WHAT YOU NEED TO DO – Work out how many lines in the entries below include the word "subtitle". Give nothing but the number.

[Figure record extracts]
▬▬▬

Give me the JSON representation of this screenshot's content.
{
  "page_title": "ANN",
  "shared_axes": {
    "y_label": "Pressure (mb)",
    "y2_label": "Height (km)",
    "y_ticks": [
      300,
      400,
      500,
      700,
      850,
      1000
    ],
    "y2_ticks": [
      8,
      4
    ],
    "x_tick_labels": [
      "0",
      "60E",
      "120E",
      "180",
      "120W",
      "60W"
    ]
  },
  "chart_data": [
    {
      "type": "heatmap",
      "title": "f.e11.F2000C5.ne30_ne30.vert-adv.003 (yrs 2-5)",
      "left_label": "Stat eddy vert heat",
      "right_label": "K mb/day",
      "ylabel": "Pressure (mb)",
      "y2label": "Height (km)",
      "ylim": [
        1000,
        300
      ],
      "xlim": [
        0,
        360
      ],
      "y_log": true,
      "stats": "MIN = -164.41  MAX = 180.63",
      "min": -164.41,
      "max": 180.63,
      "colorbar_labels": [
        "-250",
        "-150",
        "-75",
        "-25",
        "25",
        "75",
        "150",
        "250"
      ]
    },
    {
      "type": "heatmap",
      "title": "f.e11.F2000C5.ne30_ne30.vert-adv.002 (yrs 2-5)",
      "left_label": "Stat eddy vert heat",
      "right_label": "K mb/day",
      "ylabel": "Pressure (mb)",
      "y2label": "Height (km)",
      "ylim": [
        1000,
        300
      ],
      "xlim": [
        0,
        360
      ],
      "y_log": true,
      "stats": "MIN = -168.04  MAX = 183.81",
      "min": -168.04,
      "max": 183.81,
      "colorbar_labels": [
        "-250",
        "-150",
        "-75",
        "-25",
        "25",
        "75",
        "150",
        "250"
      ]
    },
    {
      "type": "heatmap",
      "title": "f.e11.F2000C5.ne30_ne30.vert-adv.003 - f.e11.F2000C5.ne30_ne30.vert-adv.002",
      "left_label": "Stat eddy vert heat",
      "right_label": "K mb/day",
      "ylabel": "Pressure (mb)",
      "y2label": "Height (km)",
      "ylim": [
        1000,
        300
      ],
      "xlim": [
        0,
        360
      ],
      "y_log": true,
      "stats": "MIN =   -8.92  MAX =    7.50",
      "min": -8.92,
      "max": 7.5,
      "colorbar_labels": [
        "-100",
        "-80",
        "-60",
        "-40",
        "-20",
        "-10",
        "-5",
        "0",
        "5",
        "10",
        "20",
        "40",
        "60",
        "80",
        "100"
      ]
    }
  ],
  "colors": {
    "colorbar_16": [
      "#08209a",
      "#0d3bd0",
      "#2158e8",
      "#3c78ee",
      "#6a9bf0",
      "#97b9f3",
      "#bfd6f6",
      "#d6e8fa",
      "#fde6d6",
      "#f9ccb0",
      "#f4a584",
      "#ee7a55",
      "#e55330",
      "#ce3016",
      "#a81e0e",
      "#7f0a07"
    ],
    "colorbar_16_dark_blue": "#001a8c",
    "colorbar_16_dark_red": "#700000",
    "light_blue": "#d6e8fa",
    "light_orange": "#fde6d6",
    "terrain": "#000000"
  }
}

▬▬▬

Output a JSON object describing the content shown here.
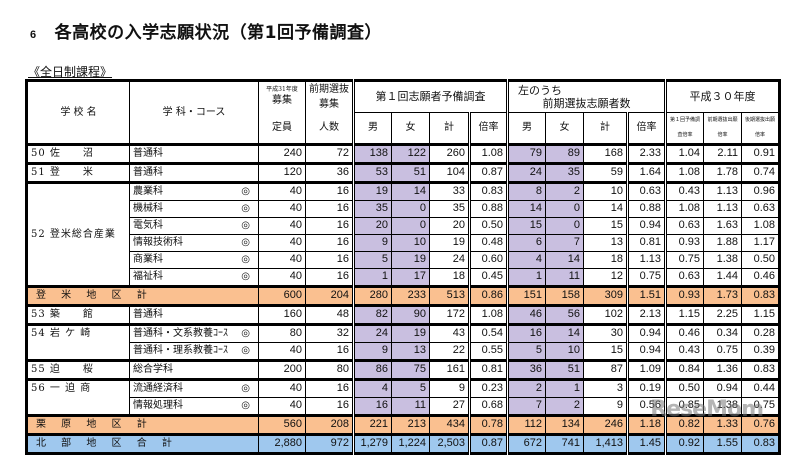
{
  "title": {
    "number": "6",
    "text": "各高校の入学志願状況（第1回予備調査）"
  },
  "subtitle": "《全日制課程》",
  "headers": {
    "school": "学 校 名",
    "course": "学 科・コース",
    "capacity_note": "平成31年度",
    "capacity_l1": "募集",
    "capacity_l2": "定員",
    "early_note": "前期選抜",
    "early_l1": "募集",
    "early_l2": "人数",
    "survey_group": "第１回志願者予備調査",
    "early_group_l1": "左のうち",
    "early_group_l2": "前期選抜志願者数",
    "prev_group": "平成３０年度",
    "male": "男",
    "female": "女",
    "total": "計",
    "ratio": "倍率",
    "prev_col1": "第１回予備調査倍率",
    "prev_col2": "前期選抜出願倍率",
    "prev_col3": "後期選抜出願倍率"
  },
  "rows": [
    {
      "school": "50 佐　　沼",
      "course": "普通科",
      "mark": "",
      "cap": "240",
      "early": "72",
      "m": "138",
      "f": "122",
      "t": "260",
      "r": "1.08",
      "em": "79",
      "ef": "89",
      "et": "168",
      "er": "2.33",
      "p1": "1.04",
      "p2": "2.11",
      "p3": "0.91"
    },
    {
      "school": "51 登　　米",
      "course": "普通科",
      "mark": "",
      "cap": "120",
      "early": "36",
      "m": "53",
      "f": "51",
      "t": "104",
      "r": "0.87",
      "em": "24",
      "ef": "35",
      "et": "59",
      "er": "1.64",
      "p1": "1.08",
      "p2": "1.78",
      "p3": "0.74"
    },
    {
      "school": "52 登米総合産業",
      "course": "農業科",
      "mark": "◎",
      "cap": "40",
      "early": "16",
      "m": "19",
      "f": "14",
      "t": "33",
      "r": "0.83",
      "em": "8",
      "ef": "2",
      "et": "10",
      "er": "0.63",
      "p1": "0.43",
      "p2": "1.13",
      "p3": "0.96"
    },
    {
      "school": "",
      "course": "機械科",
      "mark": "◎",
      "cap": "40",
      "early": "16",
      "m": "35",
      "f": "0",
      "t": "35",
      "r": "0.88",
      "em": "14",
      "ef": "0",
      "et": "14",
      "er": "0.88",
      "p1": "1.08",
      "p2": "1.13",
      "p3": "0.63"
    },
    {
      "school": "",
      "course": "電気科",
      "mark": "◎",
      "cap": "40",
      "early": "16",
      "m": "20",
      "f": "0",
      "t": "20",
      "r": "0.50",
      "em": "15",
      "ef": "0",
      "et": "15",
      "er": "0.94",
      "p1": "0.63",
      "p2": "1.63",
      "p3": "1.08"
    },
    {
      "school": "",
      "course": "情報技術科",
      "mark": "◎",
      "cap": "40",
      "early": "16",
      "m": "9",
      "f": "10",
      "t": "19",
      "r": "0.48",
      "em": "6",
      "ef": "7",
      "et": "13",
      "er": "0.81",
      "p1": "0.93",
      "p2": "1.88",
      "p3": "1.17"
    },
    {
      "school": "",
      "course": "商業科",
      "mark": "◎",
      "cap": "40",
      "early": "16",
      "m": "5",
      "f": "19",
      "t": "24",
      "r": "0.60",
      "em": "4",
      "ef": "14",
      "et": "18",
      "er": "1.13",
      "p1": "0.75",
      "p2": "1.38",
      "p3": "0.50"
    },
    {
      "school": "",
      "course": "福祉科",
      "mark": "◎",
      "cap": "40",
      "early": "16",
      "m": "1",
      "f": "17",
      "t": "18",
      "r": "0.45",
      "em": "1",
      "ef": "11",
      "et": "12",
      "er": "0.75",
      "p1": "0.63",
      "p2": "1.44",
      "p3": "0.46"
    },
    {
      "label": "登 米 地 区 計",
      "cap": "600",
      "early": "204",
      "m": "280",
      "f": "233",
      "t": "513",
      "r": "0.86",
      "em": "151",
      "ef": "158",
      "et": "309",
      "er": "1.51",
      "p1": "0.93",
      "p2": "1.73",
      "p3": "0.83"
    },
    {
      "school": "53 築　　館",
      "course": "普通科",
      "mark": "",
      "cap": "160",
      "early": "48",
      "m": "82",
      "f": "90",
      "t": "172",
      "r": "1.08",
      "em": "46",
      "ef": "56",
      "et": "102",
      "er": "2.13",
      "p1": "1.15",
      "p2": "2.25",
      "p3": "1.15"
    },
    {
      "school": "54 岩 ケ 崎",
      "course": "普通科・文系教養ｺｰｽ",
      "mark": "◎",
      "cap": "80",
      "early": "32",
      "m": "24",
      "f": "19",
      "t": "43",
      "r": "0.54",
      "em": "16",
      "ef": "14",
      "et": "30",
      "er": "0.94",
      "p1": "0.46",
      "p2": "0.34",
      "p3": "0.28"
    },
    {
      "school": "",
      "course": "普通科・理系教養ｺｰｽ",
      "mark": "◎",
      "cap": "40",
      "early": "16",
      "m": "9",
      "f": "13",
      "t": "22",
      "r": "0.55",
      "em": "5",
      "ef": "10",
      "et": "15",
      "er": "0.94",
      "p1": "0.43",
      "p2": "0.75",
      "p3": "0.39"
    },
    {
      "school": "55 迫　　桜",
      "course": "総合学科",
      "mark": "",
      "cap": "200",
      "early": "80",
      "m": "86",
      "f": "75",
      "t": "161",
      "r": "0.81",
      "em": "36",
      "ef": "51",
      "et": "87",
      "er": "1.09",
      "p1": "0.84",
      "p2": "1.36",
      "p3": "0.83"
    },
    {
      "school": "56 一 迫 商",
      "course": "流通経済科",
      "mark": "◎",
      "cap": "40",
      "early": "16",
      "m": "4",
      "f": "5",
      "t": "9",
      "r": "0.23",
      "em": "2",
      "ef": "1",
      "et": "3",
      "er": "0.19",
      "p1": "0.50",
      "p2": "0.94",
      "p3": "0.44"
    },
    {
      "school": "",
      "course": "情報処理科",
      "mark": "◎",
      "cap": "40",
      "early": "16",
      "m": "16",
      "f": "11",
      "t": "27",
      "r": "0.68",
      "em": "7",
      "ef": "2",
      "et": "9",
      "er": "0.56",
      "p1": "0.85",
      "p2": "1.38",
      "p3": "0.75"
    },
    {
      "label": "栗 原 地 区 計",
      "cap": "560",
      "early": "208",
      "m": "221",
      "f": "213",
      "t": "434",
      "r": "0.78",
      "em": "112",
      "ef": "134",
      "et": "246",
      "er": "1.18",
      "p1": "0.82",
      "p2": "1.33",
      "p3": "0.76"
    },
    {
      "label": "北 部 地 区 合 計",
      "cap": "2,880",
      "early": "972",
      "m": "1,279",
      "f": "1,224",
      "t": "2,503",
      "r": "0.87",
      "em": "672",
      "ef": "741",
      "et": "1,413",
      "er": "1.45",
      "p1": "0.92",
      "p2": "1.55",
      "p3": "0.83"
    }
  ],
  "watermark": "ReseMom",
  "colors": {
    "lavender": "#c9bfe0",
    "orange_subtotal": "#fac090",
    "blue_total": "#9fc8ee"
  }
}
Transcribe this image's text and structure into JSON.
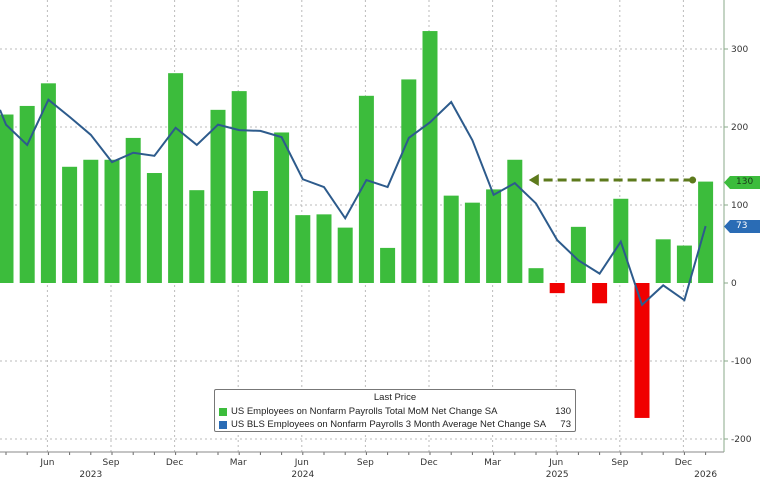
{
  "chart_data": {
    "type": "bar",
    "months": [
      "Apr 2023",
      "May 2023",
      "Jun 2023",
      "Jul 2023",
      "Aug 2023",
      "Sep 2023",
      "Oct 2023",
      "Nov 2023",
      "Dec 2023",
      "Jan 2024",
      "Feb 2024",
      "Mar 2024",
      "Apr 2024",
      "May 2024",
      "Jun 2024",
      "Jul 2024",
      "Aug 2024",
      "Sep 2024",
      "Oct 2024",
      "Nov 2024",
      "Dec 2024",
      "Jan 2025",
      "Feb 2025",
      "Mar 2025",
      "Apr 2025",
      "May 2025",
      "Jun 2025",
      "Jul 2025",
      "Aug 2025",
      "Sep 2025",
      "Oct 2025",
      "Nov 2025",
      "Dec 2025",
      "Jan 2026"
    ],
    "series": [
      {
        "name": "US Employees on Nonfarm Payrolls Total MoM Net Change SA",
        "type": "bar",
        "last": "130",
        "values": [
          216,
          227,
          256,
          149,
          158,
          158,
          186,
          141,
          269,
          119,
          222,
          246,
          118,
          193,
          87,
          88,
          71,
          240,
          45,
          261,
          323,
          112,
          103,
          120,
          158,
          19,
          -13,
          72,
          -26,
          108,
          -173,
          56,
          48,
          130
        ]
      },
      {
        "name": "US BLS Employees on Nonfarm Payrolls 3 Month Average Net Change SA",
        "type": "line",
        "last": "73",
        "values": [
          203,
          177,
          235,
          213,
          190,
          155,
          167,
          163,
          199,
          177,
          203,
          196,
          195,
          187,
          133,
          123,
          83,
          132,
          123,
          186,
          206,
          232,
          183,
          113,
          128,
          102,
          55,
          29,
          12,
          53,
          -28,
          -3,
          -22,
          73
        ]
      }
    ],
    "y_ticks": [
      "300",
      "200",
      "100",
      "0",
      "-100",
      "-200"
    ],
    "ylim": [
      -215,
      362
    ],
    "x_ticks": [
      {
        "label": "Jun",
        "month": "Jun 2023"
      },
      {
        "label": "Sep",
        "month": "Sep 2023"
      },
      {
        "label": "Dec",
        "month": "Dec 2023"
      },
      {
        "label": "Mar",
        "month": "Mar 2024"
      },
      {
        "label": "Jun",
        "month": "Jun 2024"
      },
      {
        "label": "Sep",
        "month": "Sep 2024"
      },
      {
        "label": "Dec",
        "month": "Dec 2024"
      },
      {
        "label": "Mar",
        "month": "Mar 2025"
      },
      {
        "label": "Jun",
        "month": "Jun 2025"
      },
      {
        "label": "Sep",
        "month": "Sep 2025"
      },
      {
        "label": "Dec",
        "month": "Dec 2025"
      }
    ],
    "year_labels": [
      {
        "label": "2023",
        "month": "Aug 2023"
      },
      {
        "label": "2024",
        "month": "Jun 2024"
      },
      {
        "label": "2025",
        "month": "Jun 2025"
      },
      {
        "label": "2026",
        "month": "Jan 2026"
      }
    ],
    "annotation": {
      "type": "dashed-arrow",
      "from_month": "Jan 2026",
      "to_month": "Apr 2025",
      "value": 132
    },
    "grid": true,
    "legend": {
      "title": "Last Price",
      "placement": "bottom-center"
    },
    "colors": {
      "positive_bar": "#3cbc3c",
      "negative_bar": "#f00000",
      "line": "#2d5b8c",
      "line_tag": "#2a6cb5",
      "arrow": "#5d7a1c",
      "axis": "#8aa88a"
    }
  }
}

▬▬▬

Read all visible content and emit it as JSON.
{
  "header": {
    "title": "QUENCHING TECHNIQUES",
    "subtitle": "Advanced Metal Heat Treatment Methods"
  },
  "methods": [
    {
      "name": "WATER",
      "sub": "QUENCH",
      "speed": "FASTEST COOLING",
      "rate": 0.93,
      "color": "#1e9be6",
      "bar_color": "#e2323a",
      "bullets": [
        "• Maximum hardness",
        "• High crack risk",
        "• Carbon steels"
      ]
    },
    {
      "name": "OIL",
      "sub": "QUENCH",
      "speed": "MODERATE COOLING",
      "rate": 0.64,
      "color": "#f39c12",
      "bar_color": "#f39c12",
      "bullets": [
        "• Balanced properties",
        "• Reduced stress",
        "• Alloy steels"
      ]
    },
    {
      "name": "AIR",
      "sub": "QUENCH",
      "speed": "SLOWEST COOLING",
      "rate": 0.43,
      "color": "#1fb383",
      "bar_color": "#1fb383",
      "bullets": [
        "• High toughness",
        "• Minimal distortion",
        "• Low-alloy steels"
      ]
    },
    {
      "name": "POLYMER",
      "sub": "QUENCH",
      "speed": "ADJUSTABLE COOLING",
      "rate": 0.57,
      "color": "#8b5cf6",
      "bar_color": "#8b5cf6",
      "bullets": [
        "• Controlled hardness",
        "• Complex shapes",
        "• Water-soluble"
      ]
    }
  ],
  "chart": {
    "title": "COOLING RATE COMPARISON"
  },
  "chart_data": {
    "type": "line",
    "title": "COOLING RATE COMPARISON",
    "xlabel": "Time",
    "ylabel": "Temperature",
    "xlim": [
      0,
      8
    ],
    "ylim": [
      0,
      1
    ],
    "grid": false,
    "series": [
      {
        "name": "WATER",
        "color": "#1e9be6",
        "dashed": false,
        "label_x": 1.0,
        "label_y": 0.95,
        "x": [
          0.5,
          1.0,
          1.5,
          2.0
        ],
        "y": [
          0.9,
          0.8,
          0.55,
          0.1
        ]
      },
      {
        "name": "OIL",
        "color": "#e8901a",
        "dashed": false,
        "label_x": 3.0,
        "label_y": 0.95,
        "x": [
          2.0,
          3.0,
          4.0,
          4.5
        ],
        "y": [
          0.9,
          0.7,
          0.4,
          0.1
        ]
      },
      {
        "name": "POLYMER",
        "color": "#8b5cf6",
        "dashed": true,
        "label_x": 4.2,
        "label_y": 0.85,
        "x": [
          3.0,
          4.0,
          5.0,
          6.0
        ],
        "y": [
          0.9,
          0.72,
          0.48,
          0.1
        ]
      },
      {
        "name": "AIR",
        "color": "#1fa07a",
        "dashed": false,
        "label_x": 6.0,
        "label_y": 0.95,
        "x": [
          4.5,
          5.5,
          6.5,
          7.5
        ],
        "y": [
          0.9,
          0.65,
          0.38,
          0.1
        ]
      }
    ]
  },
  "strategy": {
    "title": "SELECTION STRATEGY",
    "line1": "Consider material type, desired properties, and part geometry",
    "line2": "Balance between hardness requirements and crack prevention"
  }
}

▬▬▬

SOLUTION FOR THIS EXERCISE – 2